** start of EXCERPTED RECORDS **

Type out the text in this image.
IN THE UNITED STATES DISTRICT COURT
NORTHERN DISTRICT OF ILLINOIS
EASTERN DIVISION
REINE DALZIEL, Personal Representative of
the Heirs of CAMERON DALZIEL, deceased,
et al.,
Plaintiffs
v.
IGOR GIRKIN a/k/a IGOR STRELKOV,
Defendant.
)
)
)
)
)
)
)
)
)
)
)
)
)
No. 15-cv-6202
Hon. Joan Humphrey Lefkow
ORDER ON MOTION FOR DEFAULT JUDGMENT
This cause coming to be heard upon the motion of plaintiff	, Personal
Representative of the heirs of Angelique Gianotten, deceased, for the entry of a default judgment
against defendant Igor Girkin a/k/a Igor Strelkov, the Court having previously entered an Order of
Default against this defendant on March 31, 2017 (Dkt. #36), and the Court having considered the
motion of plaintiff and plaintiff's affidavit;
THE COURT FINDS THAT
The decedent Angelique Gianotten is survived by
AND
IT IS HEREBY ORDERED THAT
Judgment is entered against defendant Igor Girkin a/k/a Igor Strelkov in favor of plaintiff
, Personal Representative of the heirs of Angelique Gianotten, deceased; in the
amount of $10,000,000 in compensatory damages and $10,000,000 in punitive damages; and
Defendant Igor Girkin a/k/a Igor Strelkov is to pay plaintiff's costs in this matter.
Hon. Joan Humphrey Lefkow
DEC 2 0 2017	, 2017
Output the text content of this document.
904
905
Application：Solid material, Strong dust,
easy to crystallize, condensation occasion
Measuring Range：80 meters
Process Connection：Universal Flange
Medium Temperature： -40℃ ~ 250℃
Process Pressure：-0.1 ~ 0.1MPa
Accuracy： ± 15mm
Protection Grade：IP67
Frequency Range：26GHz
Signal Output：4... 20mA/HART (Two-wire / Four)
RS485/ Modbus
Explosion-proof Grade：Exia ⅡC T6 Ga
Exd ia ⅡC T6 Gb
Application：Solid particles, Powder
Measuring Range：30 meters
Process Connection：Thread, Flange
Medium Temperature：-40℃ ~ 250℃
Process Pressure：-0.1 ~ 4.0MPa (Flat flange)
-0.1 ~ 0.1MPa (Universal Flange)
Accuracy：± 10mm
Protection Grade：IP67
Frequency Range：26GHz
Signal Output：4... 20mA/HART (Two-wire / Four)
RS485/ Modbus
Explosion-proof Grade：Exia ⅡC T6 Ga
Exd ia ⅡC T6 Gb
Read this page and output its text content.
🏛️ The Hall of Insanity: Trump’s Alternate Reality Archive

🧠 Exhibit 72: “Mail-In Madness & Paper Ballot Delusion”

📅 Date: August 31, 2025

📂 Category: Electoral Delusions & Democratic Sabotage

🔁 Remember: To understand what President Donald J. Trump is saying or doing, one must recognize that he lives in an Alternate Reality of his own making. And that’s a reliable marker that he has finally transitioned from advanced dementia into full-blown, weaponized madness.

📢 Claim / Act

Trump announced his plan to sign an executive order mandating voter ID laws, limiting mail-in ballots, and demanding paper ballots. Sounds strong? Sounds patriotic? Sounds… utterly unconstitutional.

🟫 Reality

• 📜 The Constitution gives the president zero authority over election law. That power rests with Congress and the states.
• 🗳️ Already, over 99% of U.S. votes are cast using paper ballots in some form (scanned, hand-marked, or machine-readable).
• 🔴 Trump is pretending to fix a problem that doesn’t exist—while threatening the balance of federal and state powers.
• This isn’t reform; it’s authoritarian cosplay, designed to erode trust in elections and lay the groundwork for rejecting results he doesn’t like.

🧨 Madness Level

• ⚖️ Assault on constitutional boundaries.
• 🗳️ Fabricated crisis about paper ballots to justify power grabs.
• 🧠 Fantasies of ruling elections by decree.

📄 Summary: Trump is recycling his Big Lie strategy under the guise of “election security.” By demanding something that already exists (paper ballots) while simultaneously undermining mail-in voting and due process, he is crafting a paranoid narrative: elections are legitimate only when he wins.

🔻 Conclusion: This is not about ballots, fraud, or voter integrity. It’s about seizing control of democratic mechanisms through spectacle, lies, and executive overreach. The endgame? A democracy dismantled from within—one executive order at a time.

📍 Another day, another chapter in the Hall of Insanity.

** end of EXCERPTED RECORDS **

## WRITTEN INSTRUCTION:
Quote all of the entries exactly as they appear.

## TASK ANSWER:
Type out the text in this image.
IN THE UNITED STATES DISTRICT COURT
NORTHERN DISTRICT OF ILLINOIS
EASTERN DIVISION
REINE DALZIEL, Personal Representative of
the Heirs of CAMERON DALZIEL, deceased,
et al.,
Plaintiffs
v.
IGOR GIRKIN a/k/a IGOR STRELKOV,
Defendant.
)
)
)
)
)
)
)
)
)
)
)
)
)
No. 15-cv-6202
Hon. Joan Humphrey Lefkow
ORDER ON MOTION FOR DEFAULT JUDGMENT
This cause coming to be heard upon the motion of plaintiff	, Personal
Representative of the heirs of Angelique Gianotten, deceased, for the entry of a default judgment
against defendant Igor Girkin a/k/a Igor Strelkov, the Court having previously entered an Order of
Default against this defendant on March 31, 2017 (Dkt. #36), and the Court having considered the
motion of plaintiff and plaintiff's affidavit;
THE COURT FINDS THAT
The decedent Angelique Gianotten is survived by
AND
IT IS HEREBY ORDERED THAT
Judgment is entered against defendant Igor Girkin a/k/a Igor Strelkov in favor of plaintiff
, Personal Representative of the heirs of Angelique Gianotten, deceased; in the
amount of $10,000,000 in compensatory damages and $10,000,000 in punitive damages; and
Defendant Igor Girkin a/k/a Igor Strelkov is to pay plaintiff's costs in this matter.
Hon. Joan Humphrey Lefkow
DEC 2 0 2017	, 2017
Output the text content of this document.
904
905
Application：Solid material, Strong dust,
easy to crystallize, condensation occasion
Measuring Range：80 meters
Process Connection：Universal Flange
Medium Temperature： -40℃ ~ 250℃
Process Pressure：-0.1 ~ 0.1MPa
Accuracy： ± 15mm
Protection Grade：IP67
Frequency Range：26GHz
Signal Output：4... 20mA/HART (Two-wire / Four)
RS485/ Modbus
Explosion-proof Grade：Exia ⅡC T6 Ga
Exd ia ⅡC T6 Gb
Application：Solid particles, Powder
Measuring Range：30 meters
Process Connection：Thread, Flange
Medium Temperature：-40℃ ~ 250℃
Process Pressure：-0.1 ~ 4.0MPa (Flat flange)
-0.1 ~ 0.1MPa (Universal Flange)
Accuracy：± 10mm
Protection Grade：IP67
Frequency Range：26GHz
Signal Output：4... 20mA/HART (Two-wire / Four)
RS485/ Modbus
Explosion-proof Grade：Exia ⅡC T6 Ga
Exd ia ⅡC T6 Gb
Read this page and output its text content.
🏛️ The Hall of Insanity: Trump’s Alternate Reality Archive

🧠 Exhibit 72: “Mail-In Madness & Paper Ballot Delusion”

📅 Date: August 31, 2025

📂 Category: Electoral Delusions & Democratic Sabotage

🔁 Remember: To understand what President Donald J. Trump is saying or doing, one must recognize that he lives in an Alternate Reality of his own making. And that’s a reliable marker that he has finally transitioned from advanced dementia into full-blown, weaponized madness.

📢 Claim / Act

Trump announced his plan to sign an executive order mandating voter ID laws, limiting mail-in ballots, and demanding paper ballots. Sounds strong? Sounds patriotic? Sounds… utterly unconstitutional.

🟫 Reality

• 📜 The Constitution gives the president zero authority over election law. That power rests with Congress and the states.
• 🗳️ Already, over 99% of U.S. votes are cast using paper ballots in some form (scanned, hand-marked, or machine-readable).
• 🔴 Trump is pretending to fix a problem that doesn’t exist—while threatening the balance of federal and state powers.
• This isn’t reform; it’s authoritarian cosplay, designed to erode trust in elections and lay the groundwork for rejecting results he doesn’t like.

🧨 Madness Level

• ⚖️ Assault on constitutional boundaries.
• 🗳️ Fabricated crisis about paper ballots to justify power grabs.
• 🧠 Fantasies of ruling elections by decree.

📄 Summary: Trump is recycling his Big Lie strategy under the guise of “election security.” By demanding something that already exists (paper ballots) while simultaneously undermining mail-in voting and due process, he is crafting a paranoid narrative: elections are legitimate only when he wins.

🔻 Conclusion: This is not about ballots, fraud, or voter integrity. It’s about seizing control of democratic mechanisms through spectacle, lies, and executive overreach. The endgame? A democracy dismantled from within—one executive order at a time.

📍 Another day, another chapter in the Hall of Insanity.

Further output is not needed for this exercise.